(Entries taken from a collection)
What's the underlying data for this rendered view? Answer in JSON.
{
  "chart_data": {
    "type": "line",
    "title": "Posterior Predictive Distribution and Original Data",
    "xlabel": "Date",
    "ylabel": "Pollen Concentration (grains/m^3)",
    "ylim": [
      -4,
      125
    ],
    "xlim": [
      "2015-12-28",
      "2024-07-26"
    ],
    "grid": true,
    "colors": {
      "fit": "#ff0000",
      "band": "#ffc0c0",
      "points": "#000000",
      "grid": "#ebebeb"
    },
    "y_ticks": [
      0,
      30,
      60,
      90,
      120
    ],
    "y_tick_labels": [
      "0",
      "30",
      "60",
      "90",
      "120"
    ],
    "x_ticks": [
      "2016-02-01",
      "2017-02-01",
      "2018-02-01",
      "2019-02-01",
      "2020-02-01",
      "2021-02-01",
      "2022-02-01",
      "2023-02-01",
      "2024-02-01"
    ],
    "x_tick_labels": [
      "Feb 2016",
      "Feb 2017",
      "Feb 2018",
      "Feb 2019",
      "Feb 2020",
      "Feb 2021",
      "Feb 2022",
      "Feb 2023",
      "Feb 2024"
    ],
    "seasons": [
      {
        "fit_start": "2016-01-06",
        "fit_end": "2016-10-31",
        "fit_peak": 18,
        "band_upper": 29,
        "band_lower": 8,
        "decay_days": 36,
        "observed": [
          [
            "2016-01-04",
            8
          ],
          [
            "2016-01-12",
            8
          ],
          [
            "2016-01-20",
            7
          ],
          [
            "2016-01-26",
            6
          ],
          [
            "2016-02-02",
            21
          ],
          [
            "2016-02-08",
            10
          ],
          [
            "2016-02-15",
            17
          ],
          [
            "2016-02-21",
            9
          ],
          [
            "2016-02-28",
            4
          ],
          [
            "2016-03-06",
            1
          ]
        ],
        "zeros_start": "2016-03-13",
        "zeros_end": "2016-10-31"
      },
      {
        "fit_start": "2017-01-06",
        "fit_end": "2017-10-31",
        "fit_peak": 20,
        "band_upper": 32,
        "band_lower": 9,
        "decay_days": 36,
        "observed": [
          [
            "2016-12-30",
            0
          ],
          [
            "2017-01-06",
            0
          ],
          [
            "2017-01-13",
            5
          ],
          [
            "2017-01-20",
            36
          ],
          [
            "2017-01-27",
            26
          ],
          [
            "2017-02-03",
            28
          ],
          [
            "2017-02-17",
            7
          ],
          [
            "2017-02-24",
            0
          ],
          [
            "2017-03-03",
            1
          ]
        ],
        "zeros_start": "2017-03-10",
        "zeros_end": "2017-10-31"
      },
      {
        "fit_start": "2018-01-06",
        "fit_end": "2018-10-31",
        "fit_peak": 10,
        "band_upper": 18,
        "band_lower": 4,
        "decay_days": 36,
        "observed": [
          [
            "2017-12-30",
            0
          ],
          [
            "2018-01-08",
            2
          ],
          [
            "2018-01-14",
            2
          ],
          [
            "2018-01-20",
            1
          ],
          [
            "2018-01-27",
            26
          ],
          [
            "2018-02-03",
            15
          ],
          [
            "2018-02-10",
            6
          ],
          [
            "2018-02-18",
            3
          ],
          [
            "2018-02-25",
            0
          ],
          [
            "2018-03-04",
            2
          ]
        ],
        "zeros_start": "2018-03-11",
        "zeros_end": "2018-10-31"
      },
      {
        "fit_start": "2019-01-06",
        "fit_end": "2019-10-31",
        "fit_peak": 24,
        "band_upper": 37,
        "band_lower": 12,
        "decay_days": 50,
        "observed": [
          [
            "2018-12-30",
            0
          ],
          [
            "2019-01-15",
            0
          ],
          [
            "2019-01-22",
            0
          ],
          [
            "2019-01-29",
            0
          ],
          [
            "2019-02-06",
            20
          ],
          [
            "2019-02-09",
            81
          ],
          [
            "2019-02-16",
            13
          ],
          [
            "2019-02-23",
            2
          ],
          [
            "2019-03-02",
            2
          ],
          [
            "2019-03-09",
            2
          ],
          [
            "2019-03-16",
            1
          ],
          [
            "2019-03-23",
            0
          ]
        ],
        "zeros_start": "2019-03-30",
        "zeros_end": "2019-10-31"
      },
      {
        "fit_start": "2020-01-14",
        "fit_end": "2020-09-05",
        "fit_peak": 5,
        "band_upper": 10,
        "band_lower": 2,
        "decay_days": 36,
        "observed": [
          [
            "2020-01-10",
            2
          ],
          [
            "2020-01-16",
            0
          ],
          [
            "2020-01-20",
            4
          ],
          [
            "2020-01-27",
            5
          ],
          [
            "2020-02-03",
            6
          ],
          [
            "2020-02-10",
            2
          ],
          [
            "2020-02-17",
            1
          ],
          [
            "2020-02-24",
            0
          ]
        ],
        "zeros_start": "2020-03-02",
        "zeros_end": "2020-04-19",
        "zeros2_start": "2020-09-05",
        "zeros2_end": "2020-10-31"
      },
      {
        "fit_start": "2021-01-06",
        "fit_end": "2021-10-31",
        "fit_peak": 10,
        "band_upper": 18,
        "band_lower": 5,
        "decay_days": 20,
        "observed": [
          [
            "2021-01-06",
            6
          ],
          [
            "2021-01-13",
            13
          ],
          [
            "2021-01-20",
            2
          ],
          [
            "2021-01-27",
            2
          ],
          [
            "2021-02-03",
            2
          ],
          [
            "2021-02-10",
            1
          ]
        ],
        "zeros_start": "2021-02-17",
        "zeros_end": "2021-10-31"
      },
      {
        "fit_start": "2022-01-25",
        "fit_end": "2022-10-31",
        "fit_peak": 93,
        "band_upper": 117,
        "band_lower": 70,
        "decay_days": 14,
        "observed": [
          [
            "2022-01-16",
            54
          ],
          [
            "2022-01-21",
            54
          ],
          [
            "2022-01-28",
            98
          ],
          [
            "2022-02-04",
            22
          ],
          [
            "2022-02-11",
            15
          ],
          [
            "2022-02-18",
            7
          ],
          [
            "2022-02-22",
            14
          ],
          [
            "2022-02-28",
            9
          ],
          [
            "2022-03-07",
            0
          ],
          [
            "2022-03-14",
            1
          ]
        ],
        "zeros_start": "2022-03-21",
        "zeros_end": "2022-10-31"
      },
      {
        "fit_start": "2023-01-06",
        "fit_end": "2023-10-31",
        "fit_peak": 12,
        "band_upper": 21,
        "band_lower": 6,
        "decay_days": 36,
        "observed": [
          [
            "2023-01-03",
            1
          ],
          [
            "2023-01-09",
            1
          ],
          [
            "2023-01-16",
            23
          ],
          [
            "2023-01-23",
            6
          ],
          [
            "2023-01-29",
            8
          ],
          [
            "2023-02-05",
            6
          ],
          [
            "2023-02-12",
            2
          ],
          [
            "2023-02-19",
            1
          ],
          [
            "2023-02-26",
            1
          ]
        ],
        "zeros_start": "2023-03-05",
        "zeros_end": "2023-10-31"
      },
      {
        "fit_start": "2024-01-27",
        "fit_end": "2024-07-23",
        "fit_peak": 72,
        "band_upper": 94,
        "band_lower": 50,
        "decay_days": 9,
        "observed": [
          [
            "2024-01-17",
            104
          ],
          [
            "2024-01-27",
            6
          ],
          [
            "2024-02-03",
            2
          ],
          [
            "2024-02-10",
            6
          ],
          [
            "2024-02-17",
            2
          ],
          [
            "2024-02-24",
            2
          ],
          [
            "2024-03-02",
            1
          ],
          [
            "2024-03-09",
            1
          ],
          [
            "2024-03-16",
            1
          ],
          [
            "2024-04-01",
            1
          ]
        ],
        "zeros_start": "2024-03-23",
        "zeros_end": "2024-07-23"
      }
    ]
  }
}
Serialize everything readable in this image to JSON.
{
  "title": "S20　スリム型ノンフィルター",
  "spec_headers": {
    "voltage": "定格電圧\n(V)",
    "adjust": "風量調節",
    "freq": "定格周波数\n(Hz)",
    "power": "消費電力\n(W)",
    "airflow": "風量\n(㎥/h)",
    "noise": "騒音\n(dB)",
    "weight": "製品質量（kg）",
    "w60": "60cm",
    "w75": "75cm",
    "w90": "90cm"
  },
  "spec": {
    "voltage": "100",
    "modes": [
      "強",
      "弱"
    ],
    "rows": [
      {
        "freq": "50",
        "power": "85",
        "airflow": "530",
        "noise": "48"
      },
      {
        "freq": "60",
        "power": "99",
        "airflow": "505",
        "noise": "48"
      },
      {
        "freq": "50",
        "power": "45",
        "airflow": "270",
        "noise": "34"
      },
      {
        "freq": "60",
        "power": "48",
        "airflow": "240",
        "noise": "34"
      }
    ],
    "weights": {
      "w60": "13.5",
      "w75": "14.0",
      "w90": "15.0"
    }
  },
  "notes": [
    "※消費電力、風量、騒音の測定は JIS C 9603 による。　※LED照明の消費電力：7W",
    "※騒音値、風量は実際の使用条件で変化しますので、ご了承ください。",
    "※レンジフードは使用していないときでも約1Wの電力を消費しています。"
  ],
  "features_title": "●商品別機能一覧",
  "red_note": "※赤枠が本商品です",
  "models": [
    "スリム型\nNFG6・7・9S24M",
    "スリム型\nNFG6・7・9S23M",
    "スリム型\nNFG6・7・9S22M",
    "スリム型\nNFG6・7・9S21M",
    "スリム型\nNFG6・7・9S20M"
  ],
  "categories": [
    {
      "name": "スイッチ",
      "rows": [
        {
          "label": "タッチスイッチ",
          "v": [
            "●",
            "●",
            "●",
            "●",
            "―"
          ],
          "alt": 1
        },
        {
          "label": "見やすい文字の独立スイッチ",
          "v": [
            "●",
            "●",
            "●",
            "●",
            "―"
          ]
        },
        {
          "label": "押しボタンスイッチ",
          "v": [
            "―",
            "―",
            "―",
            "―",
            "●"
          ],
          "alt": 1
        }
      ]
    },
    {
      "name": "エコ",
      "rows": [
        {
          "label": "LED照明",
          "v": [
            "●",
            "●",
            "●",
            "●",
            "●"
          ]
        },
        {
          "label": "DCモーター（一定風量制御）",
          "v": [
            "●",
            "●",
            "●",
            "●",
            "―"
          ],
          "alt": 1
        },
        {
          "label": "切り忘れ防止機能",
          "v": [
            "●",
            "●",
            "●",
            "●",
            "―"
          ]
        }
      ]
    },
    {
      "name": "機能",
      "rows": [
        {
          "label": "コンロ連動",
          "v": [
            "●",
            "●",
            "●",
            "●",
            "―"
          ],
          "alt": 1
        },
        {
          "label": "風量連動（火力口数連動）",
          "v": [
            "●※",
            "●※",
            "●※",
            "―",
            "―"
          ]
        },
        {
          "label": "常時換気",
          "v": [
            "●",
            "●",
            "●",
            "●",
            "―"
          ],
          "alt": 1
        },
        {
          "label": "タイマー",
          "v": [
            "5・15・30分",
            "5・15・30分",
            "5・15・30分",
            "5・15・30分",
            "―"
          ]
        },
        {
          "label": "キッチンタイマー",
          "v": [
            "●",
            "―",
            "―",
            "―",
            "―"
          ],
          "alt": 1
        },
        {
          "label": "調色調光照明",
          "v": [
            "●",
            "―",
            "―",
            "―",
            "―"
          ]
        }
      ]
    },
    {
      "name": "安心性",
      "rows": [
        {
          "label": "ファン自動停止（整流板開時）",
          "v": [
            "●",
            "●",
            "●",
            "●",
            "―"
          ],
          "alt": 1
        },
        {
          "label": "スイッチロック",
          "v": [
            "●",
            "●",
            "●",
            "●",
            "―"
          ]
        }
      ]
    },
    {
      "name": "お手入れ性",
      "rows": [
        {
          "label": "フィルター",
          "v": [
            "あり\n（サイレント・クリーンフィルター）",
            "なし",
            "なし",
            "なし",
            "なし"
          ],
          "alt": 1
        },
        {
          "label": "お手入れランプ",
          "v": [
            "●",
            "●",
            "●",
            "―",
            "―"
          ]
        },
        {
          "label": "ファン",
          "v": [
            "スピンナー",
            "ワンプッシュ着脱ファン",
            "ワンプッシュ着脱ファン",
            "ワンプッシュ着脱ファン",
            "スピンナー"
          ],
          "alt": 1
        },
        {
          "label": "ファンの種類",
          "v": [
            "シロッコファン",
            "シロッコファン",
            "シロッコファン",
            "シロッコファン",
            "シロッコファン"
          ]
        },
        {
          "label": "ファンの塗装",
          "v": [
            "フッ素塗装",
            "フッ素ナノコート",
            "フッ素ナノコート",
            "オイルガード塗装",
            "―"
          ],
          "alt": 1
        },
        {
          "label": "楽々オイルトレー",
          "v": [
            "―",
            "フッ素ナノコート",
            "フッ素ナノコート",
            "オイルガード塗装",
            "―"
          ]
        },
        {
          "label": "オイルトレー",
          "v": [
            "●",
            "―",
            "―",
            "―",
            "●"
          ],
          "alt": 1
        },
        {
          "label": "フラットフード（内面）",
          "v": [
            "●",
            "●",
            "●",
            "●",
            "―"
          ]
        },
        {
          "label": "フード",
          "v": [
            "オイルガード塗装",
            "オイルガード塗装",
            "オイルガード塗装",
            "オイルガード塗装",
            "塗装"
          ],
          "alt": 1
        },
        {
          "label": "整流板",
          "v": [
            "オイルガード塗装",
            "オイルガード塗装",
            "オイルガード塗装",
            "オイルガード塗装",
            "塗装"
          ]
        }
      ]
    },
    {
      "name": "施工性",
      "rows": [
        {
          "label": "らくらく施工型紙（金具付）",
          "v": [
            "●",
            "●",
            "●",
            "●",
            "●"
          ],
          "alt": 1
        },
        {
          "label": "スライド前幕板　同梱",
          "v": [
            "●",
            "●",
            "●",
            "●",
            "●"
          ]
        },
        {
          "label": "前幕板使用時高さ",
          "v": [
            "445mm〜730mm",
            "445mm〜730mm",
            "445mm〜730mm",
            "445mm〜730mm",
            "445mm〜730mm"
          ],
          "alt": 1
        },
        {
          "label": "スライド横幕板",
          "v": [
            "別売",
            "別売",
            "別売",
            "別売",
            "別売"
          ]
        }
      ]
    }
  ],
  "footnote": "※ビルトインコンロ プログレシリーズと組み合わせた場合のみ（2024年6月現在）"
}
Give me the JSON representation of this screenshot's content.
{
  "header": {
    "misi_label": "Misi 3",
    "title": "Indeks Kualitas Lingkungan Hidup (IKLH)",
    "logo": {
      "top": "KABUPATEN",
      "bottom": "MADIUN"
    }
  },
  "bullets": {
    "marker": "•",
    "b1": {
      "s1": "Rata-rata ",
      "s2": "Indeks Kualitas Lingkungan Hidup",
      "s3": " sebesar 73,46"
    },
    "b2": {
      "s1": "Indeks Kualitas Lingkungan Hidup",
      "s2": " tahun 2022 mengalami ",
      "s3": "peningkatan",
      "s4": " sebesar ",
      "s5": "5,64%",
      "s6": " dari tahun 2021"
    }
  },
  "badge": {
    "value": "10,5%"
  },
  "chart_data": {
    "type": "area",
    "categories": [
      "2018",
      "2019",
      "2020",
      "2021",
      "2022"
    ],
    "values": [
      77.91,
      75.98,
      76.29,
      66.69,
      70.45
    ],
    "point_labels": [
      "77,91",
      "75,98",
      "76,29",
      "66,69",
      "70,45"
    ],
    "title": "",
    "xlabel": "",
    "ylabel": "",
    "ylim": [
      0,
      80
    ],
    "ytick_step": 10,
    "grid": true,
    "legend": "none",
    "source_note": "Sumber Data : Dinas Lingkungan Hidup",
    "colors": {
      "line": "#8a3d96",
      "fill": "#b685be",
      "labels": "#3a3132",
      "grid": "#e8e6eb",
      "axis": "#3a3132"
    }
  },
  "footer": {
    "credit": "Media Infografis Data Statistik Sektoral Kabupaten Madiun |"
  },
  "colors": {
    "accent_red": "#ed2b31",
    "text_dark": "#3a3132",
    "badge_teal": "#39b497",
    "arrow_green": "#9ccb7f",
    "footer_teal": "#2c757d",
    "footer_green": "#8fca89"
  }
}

## [Exercise requirements]
Take every line that includes the string "grid" and copy it.

## [Output for this task]
    "grid": true,
      "grid": "#ebebeb"
    "grid": true,
      "grid": "#e8e6eb",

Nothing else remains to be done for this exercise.